__TASK STATEMENT__
Scan the following material for the string "vagy" and copy each line in which it appears.

__SUPPLIED RECORDS__
--------

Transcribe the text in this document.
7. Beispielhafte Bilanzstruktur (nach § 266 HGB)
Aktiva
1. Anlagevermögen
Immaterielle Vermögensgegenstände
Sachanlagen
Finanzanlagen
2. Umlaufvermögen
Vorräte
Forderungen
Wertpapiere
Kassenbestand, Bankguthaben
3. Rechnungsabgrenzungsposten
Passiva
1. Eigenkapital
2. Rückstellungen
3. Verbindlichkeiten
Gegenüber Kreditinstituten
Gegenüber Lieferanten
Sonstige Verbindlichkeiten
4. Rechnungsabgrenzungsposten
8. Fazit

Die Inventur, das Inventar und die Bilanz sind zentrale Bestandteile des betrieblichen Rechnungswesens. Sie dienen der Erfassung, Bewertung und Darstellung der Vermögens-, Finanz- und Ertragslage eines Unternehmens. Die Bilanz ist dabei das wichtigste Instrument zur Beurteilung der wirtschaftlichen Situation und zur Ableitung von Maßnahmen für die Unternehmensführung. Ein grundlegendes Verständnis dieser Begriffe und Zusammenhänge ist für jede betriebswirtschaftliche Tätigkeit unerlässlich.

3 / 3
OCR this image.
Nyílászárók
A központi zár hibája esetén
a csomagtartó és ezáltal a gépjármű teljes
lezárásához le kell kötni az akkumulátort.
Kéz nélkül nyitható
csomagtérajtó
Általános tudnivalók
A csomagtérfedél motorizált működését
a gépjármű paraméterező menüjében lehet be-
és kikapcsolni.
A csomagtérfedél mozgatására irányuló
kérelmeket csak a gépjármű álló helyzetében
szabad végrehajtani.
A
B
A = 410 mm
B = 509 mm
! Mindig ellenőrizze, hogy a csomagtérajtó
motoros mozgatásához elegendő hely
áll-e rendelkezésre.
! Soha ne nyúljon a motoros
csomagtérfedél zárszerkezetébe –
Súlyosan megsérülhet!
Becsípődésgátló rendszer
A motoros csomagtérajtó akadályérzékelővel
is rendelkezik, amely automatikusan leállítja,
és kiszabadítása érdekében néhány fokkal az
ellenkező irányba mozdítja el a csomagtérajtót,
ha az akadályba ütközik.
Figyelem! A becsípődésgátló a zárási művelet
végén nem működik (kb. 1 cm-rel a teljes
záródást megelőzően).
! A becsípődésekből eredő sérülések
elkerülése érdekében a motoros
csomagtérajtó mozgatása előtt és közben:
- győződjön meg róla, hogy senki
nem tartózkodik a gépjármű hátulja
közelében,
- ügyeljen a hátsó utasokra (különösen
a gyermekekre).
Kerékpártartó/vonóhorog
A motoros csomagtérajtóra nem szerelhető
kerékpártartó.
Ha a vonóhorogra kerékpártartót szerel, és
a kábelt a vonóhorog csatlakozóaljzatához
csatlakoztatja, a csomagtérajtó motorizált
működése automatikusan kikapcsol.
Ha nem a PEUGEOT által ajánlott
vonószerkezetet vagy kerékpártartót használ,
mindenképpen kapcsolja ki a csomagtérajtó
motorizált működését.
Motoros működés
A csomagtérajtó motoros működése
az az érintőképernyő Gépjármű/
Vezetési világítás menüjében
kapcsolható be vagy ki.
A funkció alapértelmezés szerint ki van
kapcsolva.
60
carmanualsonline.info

--------

__ANSWER BELOW__
vonószerkezetet vagy kerékpártartót használ,
kapcsolható be vagy ki.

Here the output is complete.